OBJECTIVE: Using the listing below, copy every line that mentions "wear".
— BEGIN RECORDS FOR THE EXERCISE —
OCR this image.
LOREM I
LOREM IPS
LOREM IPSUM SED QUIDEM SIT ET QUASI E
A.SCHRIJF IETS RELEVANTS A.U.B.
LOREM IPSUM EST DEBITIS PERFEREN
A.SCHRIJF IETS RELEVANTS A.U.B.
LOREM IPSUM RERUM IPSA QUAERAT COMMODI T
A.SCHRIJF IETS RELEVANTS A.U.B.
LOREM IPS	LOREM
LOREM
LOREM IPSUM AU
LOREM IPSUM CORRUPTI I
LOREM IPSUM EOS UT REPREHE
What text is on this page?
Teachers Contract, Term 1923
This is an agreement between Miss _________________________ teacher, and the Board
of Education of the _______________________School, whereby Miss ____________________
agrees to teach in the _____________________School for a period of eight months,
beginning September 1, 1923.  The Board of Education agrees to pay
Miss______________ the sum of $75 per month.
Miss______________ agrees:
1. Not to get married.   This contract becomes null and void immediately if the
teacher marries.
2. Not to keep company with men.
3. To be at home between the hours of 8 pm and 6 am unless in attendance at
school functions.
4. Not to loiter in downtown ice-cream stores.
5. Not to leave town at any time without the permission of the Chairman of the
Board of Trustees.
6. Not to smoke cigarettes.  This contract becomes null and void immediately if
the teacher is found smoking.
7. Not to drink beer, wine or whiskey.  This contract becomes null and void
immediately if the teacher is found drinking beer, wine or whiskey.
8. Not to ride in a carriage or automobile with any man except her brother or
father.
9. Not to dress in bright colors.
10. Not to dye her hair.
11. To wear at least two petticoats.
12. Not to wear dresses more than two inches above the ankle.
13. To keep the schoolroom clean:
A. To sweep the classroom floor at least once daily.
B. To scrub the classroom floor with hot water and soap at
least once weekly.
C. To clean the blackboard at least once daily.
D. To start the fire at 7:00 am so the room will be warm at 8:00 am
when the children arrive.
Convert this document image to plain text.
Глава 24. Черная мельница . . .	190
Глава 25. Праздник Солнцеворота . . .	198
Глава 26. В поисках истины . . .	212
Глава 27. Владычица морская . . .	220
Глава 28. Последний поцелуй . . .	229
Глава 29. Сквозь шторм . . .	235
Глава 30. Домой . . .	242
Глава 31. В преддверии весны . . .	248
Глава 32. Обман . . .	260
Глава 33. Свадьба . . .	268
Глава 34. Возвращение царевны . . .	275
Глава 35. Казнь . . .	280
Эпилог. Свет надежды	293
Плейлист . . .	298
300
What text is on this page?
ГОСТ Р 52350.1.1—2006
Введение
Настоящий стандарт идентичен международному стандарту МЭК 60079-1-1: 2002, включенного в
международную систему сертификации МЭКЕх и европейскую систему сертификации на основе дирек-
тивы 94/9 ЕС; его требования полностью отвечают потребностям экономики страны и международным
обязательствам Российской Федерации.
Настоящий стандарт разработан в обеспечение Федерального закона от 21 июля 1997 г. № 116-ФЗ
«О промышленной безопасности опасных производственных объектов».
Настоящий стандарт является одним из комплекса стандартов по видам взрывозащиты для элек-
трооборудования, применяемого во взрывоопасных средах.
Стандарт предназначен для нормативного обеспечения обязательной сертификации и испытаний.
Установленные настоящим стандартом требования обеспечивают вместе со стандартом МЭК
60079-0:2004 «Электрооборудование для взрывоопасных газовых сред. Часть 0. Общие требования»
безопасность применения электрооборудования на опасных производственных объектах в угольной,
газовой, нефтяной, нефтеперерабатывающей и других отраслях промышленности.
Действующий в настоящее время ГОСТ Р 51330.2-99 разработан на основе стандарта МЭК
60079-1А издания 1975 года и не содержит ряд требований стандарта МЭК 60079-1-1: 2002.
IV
— END RECORDS FOR THE EXERCISE —
THE OUTPUT:
11. To wear at least two petticoats.
12. Not to wear dresses more than two inches above the ankle.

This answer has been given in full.